Data records
━━━━━━━━━━━━━━━━

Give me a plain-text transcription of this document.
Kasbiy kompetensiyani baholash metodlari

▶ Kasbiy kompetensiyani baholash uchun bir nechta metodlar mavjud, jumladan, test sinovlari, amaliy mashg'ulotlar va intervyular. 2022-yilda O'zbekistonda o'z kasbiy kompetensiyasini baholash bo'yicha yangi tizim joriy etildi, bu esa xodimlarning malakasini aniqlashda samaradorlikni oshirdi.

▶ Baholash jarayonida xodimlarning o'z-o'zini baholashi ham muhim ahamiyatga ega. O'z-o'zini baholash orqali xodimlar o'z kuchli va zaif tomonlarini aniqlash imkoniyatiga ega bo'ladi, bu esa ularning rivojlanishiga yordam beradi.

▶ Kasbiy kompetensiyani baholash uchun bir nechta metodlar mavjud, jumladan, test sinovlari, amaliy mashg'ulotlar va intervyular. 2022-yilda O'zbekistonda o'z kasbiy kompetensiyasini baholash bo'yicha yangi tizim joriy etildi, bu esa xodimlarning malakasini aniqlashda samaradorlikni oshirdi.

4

━━━━━━━━━━━━━━━━

> WORK REQUIRED
Copy the records above exactly as they appear.

> SOLVED EXERCISE
Give me a plain-text transcription of this document.
Kasbiy kompetensiyani baholash metodlari

▶ Kasbiy kompetensiyani baholash uchun bir nechta metodlar mavjud, jumladan, test sinovlari, amaliy mashg'ulotlar va intervyular. 2022-yilda O'zbekistonda o'z kasbiy kompetensiyasini baholash bo'yicha yangi tizim joriy etildi, bu esa xodimlarning malakasini aniqlashda samaradorlikni oshirdi.

▶ Baholash jarayonida xodimlarning o'z-o'zini baholashi ham muhim ahamiyatga ega. O'z-o'zini baholash orqali xodimlar o'z kuchli va zaif tomonlarini aniqlash imkoniyatiga ega bo'ladi, bu esa ularning rivojlanishiga yordam beradi.

▶ Kasbiy kompetensiyani baholash uchun bir nechta metodlar mavjud, jumladan, test sinovlari, amaliy mashg'ulotlar va intervyular. 2022-yilda O'zbekistonda o'z kasbiy kompetensiyasini baholash bo'yicha yangi tizim joriy etildi, bu esa xodimlarning malakasini aniqlashda samaradorlikni oshirdi.

4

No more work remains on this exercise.